Trecho do texto:
A resposta curta é: depende
No mercado de trabalho, ideias não circulam em estado puro. Elas circulam mediadas por contexto, hierarquia, clima institucional e percepção de risco. Por isso, a leitura de um autor controverso não produz efeitos automáticos. Produz efeitos condicionados.
Para profissionais que dependem de ambientes altamente institucionalizados, como universidades, grandes corporações ou setores regulados, o problema não está na leitura, mas na associação pública direta. O risco não é intelectual, é político. Já para profissionais autônomos, empreendedores ou pessoas em posições de liderança consolidada, a leitura tende a funcionar como ampliação de repertório estratégico.
Há ainda um fator decisivo: o que você faz com o que leu. Leitores imaturos reproduzem frases e provocam atritos desnecessários. Leitores maduros absorvem critérios, refinam o juízo e sabem traduzir ideias para diferentes contextos sem citar fontes.

Atividade A: Extraia do texto sobre a leitura de autores controversos o trecho que começa nas palavras "A resposta curta" e termina após "de repertório estratégico.", sem alterar nada.
Atividade B: Continue o texto sobre a leitura de autores controversos a partir da última frase apresentada.
Os registros a seguir não têm relação com o texto sobre a leitura de autores controversos.

Registros fornecidos:

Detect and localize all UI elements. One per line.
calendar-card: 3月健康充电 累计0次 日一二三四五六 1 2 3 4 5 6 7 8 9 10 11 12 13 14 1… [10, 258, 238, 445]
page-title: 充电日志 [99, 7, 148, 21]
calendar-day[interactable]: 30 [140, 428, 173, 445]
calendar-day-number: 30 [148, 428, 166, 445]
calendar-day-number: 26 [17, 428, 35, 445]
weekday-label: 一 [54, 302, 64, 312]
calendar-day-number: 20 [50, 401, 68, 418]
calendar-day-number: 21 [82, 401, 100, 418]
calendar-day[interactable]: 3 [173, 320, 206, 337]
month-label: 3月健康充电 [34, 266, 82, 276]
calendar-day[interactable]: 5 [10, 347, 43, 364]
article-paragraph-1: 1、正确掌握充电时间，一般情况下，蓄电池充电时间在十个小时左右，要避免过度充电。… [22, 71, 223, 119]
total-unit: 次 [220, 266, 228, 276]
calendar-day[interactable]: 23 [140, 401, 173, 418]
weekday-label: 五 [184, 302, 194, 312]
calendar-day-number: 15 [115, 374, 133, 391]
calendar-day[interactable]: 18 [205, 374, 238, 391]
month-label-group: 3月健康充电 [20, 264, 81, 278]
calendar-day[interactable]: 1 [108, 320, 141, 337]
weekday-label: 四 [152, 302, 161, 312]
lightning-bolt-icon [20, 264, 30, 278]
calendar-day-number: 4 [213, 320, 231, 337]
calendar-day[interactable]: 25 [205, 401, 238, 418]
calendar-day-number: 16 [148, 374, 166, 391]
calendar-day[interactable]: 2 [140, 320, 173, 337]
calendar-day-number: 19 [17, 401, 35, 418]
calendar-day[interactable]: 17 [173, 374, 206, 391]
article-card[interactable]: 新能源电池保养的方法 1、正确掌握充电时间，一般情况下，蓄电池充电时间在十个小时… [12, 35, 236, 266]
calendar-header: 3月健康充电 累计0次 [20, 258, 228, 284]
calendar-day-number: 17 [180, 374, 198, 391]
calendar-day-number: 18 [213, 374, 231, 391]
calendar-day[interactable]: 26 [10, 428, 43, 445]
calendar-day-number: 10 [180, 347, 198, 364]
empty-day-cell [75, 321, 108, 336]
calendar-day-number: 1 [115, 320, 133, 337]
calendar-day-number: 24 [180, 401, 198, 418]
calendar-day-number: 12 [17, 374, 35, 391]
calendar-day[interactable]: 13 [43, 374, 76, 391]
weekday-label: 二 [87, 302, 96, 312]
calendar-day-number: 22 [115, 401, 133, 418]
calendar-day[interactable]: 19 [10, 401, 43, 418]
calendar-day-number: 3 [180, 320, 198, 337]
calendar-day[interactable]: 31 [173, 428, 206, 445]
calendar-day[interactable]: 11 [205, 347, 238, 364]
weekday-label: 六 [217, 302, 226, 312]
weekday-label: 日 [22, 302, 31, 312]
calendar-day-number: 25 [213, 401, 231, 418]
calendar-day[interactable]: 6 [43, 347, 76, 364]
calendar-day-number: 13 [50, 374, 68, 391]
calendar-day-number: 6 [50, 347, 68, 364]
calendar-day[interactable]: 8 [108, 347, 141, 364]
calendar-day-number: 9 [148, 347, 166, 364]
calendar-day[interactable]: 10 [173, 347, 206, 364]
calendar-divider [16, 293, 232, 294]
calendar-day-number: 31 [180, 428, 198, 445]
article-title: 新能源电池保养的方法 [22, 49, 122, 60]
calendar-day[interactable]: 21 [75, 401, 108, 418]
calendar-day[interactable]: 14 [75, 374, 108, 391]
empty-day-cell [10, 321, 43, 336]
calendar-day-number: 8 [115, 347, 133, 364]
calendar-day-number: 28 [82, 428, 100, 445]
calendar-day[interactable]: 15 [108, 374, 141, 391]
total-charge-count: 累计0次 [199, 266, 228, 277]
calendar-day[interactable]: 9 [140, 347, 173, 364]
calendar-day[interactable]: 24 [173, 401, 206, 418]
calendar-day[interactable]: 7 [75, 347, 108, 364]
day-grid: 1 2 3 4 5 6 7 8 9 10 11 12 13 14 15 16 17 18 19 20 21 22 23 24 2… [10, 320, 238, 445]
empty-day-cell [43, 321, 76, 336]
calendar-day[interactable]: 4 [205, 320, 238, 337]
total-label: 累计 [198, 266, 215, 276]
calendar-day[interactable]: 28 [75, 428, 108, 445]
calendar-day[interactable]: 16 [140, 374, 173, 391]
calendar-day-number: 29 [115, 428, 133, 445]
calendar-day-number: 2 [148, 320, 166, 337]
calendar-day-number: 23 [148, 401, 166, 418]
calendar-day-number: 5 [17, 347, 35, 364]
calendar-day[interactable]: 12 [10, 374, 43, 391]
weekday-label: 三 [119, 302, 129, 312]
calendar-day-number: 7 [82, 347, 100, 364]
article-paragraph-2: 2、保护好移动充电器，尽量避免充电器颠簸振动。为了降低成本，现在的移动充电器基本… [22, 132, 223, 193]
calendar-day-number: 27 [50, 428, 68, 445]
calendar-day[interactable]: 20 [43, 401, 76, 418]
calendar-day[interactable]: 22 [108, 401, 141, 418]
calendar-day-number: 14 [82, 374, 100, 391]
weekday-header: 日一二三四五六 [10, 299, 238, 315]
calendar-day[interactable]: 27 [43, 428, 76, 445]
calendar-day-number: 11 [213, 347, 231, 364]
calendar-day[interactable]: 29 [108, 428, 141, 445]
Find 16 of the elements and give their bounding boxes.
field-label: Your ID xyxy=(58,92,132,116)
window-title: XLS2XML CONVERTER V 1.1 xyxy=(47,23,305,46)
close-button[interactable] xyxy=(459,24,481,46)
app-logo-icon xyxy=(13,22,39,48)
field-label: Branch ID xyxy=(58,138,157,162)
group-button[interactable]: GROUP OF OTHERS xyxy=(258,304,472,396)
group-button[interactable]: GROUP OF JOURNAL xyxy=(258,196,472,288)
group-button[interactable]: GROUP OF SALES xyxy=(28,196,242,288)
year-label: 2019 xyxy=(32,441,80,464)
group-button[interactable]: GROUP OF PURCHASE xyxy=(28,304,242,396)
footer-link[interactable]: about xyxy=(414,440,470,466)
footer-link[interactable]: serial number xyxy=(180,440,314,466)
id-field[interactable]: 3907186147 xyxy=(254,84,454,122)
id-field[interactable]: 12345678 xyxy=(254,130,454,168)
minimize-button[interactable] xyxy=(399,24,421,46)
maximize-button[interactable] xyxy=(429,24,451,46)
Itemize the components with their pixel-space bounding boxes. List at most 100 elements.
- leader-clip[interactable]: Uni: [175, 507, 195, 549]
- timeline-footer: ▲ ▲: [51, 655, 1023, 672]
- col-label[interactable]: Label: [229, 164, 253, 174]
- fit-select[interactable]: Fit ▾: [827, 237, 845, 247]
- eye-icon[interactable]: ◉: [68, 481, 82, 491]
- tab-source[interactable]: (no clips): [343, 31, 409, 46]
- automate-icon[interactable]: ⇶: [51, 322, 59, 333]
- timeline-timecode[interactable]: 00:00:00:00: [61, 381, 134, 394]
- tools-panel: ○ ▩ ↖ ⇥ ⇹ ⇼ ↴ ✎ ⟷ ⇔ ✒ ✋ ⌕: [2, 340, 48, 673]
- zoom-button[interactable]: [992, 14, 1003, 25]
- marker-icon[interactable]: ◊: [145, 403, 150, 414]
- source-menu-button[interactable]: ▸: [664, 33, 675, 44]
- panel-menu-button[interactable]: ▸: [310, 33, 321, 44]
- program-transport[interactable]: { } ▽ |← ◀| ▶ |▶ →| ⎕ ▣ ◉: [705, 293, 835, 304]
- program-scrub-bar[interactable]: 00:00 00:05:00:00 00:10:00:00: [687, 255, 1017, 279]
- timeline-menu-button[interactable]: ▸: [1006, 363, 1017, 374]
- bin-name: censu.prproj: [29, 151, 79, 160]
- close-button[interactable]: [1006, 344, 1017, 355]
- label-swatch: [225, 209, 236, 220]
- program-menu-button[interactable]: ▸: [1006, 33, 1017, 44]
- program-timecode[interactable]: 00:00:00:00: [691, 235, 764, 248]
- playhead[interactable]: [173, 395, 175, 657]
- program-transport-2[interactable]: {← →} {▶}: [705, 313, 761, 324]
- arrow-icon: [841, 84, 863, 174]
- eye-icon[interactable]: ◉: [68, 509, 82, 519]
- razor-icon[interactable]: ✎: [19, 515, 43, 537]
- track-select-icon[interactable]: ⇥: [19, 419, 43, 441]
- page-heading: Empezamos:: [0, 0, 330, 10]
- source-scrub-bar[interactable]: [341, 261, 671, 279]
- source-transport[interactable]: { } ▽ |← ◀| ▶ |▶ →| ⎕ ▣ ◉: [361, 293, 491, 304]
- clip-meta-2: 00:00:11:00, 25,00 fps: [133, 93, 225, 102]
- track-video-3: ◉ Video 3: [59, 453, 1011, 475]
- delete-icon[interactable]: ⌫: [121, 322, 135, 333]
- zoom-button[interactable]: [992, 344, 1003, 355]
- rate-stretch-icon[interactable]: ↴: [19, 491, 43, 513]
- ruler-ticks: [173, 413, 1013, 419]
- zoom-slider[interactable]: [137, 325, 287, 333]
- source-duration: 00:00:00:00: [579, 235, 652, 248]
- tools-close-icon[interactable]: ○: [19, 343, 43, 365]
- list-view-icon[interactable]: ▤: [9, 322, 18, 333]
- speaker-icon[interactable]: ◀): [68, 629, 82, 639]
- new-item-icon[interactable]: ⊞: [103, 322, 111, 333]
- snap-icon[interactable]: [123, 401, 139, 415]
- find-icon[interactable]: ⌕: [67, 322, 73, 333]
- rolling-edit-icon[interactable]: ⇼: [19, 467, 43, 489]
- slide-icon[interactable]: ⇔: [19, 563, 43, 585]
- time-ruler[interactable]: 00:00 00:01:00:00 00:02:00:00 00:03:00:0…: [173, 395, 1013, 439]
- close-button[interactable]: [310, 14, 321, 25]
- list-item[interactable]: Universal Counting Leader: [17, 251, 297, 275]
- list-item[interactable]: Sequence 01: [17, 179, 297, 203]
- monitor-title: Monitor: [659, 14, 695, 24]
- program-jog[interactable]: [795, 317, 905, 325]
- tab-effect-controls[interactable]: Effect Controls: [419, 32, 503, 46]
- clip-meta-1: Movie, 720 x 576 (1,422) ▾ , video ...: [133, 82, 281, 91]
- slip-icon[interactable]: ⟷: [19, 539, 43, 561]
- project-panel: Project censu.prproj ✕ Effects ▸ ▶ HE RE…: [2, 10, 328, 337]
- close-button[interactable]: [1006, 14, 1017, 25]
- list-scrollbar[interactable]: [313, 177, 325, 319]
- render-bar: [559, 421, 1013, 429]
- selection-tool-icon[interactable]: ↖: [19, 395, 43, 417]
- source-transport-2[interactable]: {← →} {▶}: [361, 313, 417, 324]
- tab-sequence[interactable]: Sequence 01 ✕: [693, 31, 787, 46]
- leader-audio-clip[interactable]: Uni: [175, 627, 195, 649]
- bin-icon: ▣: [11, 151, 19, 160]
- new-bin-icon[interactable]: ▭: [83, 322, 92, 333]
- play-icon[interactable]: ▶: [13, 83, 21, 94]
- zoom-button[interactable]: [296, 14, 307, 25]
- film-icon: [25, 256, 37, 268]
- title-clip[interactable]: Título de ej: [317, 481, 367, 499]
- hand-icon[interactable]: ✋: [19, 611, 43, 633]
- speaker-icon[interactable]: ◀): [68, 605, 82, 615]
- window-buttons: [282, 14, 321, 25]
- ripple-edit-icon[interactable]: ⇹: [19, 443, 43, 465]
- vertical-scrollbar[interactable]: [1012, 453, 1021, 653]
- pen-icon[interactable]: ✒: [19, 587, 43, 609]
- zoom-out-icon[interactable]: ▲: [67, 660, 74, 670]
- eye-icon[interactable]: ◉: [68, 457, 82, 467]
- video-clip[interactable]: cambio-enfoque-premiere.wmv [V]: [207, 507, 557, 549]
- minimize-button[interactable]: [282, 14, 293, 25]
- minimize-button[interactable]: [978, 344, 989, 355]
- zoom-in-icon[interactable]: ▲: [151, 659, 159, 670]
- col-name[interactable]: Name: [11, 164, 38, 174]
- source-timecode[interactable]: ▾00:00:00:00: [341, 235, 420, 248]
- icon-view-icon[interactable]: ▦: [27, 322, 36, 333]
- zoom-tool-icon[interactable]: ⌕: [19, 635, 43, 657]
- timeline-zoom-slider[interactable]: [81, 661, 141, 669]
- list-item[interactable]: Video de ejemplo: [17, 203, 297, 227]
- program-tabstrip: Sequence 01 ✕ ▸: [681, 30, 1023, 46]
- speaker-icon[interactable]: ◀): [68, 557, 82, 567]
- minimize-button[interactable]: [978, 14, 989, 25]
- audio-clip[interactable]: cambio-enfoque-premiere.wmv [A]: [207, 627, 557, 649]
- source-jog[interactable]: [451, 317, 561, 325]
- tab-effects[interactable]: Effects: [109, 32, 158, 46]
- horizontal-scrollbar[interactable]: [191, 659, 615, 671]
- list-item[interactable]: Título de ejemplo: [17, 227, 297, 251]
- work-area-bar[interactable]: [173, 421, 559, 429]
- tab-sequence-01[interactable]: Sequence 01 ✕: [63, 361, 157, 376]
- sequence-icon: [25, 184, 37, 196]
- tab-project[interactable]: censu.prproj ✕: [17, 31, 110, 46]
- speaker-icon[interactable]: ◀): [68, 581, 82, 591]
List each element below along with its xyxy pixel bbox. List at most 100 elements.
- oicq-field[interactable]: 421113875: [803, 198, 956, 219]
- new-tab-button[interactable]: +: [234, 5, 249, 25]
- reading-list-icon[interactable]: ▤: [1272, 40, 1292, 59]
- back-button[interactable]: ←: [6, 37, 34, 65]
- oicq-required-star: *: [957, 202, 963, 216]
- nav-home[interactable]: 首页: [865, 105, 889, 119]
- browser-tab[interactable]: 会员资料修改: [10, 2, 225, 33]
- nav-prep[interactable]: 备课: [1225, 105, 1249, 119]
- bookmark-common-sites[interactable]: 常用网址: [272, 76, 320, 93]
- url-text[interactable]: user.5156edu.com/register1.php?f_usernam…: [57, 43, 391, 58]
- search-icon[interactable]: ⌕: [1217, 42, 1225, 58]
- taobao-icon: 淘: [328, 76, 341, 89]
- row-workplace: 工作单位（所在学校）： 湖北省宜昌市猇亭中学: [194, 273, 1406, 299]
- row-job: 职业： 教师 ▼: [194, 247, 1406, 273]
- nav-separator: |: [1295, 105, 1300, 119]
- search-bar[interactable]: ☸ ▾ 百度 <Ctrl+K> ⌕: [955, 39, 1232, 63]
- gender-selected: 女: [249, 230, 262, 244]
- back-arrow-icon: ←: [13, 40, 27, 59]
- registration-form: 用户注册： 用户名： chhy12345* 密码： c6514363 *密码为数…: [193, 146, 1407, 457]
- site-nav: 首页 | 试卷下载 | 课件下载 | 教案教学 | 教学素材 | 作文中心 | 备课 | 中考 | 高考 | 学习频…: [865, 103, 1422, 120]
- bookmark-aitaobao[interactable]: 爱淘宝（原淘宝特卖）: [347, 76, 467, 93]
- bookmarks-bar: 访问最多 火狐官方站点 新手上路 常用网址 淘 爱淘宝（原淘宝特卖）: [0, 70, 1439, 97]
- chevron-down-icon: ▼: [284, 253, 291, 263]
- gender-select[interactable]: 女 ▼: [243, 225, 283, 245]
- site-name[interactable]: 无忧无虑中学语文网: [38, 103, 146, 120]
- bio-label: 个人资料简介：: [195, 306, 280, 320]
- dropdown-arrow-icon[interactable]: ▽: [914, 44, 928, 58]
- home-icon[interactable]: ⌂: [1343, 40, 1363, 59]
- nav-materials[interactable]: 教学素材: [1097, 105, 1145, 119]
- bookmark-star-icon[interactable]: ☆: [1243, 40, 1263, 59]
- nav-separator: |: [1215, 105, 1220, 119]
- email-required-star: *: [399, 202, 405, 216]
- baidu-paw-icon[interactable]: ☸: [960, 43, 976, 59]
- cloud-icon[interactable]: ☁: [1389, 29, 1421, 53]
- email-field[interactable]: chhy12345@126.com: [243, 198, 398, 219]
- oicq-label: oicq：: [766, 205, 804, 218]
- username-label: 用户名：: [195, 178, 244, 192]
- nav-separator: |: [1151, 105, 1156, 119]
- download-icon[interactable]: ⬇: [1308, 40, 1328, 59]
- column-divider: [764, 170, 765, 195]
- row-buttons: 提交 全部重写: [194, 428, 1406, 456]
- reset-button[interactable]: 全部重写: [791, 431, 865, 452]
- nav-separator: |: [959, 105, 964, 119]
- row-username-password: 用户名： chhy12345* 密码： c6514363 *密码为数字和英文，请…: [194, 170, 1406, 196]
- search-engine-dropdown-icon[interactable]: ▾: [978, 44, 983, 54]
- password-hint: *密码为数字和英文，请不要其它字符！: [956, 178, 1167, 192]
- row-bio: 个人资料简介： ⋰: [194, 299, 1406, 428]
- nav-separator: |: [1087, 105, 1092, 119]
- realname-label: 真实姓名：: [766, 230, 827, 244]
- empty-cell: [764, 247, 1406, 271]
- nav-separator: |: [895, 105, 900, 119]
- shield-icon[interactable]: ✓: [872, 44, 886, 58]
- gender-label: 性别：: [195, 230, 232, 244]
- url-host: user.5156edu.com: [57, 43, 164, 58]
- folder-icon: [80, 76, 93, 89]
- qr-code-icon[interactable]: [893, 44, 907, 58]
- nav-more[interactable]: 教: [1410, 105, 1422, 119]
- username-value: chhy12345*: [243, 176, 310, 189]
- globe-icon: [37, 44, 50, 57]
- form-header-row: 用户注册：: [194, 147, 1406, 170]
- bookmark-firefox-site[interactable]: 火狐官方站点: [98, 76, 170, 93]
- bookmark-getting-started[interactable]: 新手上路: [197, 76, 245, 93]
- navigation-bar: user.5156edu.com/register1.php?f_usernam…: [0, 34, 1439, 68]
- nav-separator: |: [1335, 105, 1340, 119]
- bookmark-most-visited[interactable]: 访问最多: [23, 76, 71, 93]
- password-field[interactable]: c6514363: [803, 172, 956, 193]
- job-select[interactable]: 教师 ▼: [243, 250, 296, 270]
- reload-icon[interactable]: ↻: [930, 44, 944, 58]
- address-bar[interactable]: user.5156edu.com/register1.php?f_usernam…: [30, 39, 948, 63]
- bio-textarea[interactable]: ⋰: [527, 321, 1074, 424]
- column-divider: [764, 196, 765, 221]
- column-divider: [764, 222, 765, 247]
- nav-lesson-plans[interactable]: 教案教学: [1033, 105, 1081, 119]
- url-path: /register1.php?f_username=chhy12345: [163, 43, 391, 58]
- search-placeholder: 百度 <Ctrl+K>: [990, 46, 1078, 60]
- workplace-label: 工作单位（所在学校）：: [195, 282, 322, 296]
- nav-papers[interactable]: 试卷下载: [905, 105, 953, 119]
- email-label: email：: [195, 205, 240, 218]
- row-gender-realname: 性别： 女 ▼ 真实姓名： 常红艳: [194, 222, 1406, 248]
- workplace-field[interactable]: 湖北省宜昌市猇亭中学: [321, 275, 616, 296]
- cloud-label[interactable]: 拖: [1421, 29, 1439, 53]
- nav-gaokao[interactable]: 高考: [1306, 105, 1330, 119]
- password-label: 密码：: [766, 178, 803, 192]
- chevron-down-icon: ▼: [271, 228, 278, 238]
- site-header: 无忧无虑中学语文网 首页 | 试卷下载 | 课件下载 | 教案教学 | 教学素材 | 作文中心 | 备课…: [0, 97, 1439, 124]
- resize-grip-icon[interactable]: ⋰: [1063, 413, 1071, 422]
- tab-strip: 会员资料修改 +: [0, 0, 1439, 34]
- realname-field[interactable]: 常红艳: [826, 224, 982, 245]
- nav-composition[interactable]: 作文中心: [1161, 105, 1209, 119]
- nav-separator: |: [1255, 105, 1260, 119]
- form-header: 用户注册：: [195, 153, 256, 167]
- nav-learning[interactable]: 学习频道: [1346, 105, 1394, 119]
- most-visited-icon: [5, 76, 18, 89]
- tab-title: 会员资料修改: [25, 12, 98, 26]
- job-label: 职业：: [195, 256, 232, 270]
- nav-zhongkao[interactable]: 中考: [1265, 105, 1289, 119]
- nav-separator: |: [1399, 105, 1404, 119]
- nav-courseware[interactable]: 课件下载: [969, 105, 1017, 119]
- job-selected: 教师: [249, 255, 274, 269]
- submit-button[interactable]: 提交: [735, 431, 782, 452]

Resposta esperada A:
A resposta curta é: depende
No mercado de trabalho, ideias não circulam em estado puro. Elas circulam mediadas por contexto, hierarquia, clima institucional e percepção de risco. Por isso, a leitura de um autor controverso não produz efeitos automáticos. Produz efeitos condicionados.
Para profissionais que dependem de ambientes altamente institucionalizados, como universidades, grandes corporações ou setores regulados, o problema não está na leitura, mas na associação pública direta. O risco não é intelectual, é político. Já para profissionais autônomos, empreendedores ou pessoas em posições de liderança consolidada, a leitura tende a funcionar como ampliação de repertório estratégico.

Resposta esperada B:
Do ponto de vista de formação profissional, a obra de Olavo contribui para habilidades raras no mercado: leitura crítica, resistência ao pensamento padronizado, capacidade de identificar manipulação discursiva. Essas competências são valiosas, mas discretas. Elas funcionam melhor quando aparecem nos resultados, não no discurso.
Portanto, a leitura não atrapalha a carreira. O que atrapalha é a incapacidade de separar formação pessoal de performance profissional. Quem sabe fazer essa distinção transforma leitura em vantagem silenciosa.